◆ **THE EXERCISE**
In the entries that follow, how many lines contain "name"? Answer with the number only.

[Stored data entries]
####################
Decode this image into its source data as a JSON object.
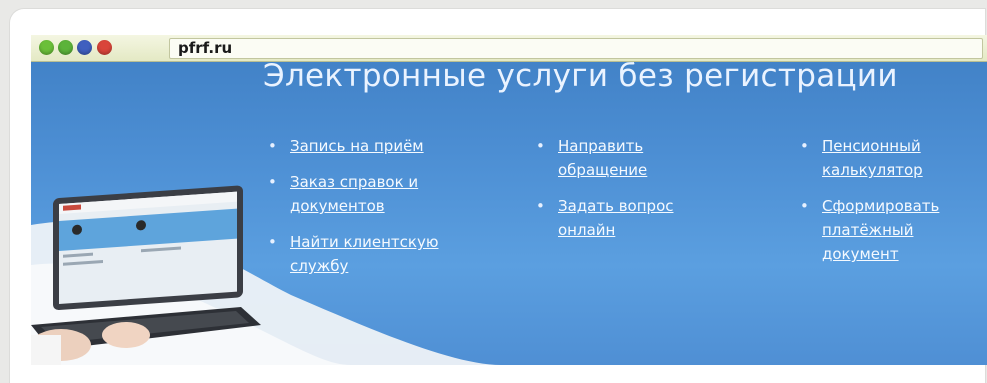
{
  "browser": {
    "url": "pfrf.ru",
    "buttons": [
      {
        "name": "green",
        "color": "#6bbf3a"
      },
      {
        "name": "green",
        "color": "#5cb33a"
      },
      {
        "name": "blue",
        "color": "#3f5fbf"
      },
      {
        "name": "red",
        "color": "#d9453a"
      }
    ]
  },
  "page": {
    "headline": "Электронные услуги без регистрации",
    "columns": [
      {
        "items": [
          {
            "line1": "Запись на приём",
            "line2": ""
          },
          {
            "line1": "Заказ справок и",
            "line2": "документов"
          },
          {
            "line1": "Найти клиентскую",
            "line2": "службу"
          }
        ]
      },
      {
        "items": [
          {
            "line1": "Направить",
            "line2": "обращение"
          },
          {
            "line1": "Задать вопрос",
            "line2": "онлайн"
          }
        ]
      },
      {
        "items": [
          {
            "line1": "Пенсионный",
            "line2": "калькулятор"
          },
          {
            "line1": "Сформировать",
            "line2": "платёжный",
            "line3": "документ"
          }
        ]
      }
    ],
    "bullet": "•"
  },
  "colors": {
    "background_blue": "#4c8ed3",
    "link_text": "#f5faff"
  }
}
####################
◆ **THE RESPONSE**
4